■ What is asked ■
Gather each line containing the string "Narrativa" from these entries.

■ Figure contents as structured data ■
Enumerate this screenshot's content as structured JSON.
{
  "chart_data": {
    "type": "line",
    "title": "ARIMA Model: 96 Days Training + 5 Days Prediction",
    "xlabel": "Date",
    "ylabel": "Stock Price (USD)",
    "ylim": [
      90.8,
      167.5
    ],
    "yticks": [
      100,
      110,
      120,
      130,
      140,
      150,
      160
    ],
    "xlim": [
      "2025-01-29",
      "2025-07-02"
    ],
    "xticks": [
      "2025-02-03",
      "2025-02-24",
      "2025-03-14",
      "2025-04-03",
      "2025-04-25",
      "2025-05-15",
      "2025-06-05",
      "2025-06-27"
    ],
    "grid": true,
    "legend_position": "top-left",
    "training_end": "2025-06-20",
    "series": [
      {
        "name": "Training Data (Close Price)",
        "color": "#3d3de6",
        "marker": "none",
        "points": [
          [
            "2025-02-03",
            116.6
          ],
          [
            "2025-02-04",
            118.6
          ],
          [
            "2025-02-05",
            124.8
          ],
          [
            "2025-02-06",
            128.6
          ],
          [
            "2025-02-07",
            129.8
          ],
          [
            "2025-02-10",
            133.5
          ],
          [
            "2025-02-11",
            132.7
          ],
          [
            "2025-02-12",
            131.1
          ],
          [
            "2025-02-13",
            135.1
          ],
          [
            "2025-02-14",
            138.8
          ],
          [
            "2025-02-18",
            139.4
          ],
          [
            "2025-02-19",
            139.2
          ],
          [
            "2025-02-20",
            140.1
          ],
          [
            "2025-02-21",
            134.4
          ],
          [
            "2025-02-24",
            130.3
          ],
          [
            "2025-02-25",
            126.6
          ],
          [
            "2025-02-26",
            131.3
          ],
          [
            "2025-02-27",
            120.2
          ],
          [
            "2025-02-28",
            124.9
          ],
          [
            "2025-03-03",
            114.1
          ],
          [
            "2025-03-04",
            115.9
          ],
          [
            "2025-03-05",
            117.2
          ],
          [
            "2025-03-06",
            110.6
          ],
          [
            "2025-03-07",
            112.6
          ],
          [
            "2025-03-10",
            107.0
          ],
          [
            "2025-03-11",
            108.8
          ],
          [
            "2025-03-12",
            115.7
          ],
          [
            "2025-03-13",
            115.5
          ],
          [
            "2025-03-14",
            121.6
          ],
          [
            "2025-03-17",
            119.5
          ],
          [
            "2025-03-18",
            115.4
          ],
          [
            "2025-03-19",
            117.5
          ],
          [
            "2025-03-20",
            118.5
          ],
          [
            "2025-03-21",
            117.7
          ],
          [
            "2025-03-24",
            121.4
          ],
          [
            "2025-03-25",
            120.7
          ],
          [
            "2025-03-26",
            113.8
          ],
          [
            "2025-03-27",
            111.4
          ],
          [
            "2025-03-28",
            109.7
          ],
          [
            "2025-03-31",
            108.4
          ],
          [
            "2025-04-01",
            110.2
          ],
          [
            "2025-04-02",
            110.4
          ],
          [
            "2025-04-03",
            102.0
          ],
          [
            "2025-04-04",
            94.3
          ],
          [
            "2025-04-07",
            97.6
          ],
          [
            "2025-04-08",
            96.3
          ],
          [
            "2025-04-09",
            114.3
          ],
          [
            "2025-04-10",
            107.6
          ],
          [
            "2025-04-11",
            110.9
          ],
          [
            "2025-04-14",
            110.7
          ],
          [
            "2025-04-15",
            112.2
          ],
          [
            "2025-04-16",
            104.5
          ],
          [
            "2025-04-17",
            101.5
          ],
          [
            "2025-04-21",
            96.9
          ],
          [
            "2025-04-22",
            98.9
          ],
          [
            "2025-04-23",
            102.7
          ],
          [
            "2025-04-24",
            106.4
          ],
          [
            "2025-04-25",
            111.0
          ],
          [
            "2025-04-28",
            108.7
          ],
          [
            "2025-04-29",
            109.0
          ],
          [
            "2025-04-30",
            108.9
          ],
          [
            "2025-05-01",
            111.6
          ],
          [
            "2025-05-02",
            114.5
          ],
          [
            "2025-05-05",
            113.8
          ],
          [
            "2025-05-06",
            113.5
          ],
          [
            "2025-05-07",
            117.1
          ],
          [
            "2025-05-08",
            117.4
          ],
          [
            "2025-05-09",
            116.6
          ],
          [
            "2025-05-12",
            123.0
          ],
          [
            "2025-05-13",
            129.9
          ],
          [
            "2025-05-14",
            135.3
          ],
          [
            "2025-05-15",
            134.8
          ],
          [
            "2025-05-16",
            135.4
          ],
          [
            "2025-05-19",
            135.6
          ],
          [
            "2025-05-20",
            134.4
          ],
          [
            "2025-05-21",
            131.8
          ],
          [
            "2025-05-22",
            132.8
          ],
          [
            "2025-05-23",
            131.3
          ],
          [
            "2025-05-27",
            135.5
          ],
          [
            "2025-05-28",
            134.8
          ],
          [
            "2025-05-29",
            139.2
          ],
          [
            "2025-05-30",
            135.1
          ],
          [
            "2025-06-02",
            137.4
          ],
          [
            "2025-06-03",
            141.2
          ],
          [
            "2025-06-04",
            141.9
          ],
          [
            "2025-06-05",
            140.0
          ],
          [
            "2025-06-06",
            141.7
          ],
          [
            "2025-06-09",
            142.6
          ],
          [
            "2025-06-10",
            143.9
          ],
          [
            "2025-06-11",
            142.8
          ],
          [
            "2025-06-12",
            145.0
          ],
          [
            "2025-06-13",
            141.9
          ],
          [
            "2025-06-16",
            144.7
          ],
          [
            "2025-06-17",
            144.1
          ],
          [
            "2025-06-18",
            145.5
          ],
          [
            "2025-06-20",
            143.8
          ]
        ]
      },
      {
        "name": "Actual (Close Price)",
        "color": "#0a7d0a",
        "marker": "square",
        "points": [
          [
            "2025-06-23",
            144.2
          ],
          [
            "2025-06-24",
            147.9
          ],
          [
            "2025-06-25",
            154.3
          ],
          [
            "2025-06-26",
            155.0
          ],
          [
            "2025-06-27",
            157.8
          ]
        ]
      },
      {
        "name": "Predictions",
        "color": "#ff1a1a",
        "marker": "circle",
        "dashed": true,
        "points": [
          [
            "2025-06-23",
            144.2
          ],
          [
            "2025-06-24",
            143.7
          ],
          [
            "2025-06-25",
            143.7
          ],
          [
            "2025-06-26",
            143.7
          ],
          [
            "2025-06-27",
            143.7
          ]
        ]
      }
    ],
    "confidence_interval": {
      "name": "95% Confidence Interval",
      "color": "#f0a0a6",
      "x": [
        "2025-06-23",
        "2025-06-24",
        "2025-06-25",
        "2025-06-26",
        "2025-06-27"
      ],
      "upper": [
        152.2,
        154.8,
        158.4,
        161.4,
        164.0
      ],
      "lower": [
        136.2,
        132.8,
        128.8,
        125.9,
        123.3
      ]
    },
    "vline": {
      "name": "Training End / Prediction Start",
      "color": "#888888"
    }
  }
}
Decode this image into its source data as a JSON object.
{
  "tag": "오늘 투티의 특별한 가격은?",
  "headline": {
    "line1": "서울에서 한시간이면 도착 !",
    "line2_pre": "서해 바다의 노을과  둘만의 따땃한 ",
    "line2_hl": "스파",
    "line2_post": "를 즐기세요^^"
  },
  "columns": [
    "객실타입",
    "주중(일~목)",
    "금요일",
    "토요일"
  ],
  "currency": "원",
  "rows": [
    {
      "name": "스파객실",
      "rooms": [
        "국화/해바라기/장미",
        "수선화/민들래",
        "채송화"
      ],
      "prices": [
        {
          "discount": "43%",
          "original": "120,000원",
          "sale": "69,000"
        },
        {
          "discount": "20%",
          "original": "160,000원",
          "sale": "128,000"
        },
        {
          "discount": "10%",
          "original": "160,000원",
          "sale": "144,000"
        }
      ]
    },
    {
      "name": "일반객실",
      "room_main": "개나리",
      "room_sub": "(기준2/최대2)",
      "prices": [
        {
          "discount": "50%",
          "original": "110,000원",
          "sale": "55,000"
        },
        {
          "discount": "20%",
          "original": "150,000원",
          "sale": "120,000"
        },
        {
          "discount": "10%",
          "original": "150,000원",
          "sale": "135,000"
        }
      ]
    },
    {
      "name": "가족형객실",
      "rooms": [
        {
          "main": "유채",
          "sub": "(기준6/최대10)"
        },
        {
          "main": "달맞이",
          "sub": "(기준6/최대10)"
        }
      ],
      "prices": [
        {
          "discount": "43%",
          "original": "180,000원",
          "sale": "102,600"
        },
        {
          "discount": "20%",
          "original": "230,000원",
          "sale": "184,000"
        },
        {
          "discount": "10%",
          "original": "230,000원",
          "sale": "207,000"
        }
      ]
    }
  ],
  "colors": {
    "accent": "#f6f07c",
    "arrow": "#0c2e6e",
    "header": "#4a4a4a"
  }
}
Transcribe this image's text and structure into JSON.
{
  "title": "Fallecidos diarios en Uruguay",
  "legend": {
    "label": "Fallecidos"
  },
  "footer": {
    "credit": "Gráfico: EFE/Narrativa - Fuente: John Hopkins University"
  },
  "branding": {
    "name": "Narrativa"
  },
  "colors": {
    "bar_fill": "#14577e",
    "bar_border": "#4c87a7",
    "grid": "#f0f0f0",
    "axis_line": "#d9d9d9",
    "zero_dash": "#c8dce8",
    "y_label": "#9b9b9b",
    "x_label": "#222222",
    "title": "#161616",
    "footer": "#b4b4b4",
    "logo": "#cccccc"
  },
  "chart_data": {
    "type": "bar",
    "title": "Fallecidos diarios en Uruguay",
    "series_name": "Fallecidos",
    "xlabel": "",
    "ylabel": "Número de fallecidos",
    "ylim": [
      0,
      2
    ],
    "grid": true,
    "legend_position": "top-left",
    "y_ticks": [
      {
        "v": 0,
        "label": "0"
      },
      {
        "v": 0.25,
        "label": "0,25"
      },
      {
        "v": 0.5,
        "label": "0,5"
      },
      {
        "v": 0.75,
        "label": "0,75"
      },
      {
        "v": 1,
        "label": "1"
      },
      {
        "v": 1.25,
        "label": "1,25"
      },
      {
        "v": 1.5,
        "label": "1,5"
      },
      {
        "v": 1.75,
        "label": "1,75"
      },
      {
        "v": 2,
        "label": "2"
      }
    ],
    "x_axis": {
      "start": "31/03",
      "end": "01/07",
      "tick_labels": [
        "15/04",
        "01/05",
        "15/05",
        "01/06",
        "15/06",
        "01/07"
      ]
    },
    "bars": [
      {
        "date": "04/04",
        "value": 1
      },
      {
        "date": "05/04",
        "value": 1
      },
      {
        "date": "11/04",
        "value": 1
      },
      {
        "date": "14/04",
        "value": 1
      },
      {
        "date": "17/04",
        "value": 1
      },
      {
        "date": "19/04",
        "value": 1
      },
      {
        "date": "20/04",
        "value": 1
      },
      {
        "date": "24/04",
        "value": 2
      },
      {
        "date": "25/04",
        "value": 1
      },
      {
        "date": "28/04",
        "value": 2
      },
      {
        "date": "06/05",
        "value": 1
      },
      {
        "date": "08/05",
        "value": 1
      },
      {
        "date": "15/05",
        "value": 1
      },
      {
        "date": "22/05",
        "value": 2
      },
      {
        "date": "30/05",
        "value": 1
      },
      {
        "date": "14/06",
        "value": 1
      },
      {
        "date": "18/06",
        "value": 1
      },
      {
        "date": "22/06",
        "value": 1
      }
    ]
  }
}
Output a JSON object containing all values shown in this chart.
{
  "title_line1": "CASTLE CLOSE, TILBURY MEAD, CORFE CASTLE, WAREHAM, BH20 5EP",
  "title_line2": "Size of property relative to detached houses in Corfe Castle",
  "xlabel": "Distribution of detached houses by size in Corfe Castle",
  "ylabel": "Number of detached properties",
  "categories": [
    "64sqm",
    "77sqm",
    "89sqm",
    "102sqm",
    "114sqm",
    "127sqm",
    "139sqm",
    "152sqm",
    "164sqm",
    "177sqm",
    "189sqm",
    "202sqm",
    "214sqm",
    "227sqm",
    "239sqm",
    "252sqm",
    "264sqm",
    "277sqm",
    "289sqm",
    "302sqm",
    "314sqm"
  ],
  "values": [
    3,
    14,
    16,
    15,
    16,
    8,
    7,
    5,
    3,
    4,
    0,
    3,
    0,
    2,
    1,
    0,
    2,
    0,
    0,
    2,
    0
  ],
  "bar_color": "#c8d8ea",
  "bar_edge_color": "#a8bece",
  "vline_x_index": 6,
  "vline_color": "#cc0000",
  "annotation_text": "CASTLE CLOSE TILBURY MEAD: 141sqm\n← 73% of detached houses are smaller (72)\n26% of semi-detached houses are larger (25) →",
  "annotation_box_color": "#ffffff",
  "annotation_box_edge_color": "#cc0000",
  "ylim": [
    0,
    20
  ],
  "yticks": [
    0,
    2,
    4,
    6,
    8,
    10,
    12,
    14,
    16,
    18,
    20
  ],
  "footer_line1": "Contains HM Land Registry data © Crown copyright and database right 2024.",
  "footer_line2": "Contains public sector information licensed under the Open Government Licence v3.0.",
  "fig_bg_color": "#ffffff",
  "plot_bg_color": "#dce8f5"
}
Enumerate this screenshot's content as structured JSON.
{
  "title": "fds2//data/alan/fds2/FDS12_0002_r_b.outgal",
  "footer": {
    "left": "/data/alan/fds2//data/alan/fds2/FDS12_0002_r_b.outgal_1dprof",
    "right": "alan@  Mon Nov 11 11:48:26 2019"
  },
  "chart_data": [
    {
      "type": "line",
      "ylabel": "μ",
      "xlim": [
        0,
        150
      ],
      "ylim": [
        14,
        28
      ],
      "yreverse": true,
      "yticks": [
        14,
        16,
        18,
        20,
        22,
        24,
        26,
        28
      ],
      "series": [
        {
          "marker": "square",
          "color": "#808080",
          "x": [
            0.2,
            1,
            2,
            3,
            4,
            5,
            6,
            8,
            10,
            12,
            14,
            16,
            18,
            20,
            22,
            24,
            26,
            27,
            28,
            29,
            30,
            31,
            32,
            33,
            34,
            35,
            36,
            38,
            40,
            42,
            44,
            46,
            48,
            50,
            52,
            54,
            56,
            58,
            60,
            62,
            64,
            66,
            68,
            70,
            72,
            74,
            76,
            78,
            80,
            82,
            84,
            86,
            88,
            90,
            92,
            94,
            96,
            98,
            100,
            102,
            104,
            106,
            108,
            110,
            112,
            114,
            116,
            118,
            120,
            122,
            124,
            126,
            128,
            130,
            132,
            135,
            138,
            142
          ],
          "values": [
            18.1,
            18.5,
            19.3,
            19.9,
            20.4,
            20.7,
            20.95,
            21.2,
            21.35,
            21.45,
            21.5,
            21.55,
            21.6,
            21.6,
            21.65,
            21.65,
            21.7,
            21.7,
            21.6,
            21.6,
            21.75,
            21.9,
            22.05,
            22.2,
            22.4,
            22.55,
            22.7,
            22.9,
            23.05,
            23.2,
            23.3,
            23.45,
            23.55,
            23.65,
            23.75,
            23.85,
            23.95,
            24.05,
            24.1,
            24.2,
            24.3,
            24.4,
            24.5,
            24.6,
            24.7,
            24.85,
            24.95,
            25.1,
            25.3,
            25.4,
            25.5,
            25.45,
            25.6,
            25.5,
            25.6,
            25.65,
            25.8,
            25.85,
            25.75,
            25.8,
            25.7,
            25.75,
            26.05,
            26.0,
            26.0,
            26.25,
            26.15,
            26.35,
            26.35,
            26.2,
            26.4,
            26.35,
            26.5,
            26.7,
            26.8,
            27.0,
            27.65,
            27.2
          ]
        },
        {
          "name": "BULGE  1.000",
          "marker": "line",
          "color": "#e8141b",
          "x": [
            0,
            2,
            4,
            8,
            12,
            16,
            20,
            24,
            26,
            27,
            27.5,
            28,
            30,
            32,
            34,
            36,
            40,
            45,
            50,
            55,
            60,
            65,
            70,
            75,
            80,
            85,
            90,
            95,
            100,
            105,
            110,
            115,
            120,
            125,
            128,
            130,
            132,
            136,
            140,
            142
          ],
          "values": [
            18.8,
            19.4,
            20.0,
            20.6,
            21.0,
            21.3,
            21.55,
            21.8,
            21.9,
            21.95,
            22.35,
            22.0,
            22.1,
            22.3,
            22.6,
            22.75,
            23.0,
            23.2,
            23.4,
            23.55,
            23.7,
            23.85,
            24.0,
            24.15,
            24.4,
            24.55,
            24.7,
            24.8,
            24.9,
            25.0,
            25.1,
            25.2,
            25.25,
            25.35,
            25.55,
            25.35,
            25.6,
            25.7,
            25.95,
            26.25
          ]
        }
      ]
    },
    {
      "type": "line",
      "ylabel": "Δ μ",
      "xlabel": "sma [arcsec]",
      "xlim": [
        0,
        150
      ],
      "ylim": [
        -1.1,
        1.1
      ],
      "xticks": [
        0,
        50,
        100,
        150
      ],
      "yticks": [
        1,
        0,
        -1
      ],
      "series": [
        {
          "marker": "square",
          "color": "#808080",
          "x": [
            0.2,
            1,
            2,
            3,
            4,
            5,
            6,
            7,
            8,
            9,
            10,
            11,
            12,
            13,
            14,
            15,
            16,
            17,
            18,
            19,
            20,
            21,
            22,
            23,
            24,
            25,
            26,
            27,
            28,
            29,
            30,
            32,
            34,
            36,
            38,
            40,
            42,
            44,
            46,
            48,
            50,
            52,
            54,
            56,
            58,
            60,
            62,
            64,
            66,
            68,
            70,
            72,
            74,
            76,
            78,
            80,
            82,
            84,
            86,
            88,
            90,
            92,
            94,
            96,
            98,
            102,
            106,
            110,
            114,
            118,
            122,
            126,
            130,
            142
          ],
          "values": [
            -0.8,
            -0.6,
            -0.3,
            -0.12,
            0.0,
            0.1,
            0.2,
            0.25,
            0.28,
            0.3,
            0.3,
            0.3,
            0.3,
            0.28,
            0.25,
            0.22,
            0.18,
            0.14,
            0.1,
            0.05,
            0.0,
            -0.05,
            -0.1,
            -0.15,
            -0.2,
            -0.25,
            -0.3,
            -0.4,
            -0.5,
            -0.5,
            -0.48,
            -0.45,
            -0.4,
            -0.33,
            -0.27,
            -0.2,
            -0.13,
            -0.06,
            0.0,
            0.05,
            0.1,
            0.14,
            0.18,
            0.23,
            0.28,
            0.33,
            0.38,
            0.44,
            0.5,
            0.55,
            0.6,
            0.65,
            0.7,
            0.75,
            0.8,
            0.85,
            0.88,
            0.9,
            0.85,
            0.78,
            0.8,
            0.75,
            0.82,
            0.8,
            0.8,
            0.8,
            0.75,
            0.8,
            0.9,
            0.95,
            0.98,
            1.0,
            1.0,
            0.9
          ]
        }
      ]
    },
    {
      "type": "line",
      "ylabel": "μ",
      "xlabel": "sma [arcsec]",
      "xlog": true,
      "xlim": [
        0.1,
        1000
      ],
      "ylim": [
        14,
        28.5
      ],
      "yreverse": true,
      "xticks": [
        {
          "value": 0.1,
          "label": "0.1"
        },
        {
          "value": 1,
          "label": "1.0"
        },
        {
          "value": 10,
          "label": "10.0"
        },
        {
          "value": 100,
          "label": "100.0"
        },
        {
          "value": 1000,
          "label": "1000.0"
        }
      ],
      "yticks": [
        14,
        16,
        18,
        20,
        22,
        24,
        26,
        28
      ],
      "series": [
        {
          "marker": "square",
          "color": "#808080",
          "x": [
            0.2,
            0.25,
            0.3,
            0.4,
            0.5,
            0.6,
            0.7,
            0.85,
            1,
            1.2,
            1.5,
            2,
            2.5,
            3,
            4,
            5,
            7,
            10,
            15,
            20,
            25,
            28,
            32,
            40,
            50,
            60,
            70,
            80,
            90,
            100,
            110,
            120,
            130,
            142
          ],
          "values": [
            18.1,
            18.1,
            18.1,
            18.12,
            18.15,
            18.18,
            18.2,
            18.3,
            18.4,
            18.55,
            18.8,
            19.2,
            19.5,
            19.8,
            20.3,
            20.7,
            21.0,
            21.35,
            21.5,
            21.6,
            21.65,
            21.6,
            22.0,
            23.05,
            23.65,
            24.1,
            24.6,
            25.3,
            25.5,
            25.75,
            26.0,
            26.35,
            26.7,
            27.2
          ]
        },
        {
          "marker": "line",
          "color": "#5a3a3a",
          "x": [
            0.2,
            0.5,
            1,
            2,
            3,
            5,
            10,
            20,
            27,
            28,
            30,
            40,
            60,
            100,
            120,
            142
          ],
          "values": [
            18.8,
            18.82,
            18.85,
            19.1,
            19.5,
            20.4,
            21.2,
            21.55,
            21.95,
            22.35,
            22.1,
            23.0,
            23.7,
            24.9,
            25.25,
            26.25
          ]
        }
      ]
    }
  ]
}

■ Complete answer ■
    "credit": "Gráfico: EFE/Narrativa - Fuente: John Hopkins University"
    "name": "Narrativa"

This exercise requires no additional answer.